## BEGIN
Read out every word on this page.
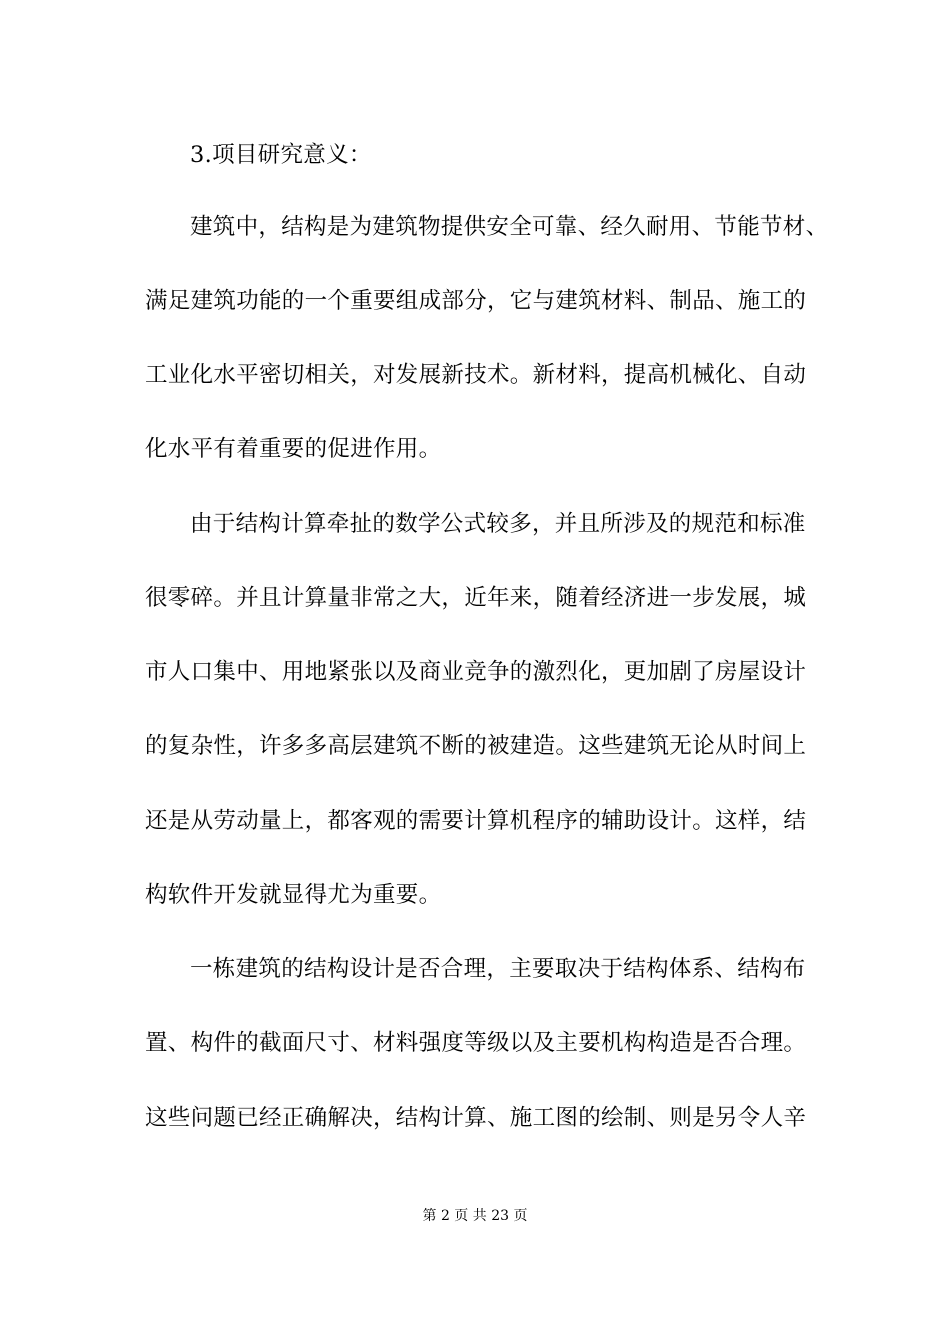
3.项目研究意义：
建筑中，结构是为建筑物提供安全可靠、经久耐用、节能节材、
满足建筑功能的一个重要组成部分，它与建筑材料、制品、施工的
工业化水平密切相关，对发展新技术。新材料，提高机械化、自动
化水平有着重要的促进作用。
由于结构计算牵扯的数学公式较多，并且所涉及的规范和标准
很零碎。并且计算量非常之大，近年来，随着经济进一步发展，城
市人口集中、用地紧张以及商业竞争的激烈化，更加剧了房屋设计
的复杂性，许多多高层建筑不断的被建造。这些建筑无论从时间上
还是从劳动量上，都客观的需要计算机程序的辅助设计。这样，结
构软件开发就显得尤为重要。
一栋建筑的结构设计是否合理，主要取决于结构体系、结构布
置、构件的截面尺寸、材料强度等级以及主要机构构造是否合理。
这些问题已经正确解决，结构计算、施工图的绘制、则是另令人辛
第 2 页 共 23 页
## END
Exercise prompt:
Copy out the entries verbatim and leave the images out.

Final result:
Read out every word on this page.
3.项目研究意义：
建筑中，结构是为建筑物提供安全可靠、经久耐用、节能节材、
满足建筑功能的一个重要组成部分，它与建筑材料、制品、施工的
工业化水平密切相关，对发展新技术。新材料，提高机械化、自动
化水平有着重要的促进作用。
由于结构计算牵扯的数学公式较多，并且所涉及的规范和标准
很零碎。并且计算量非常之大，近年来，随着经济进一步发展，城
市人口集中、用地紧张以及商业竞争的激烈化，更加剧了房屋设计
的复杂性，许多多高层建筑不断的被建造。这些建筑无论从时间上
还是从劳动量上，都客观的需要计算机程序的辅助设计。这样，结
构软件开发就显得尤为重要。
一栋建筑的结构设计是否合理，主要取决于结构体系、结构布
置、构件的截面尺寸、材料强度等级以及主要机构构造是否合理。
这些问题已经正确解决，结构计算、施工图的绘制、则是另令人辛
第 2 页 共 23 页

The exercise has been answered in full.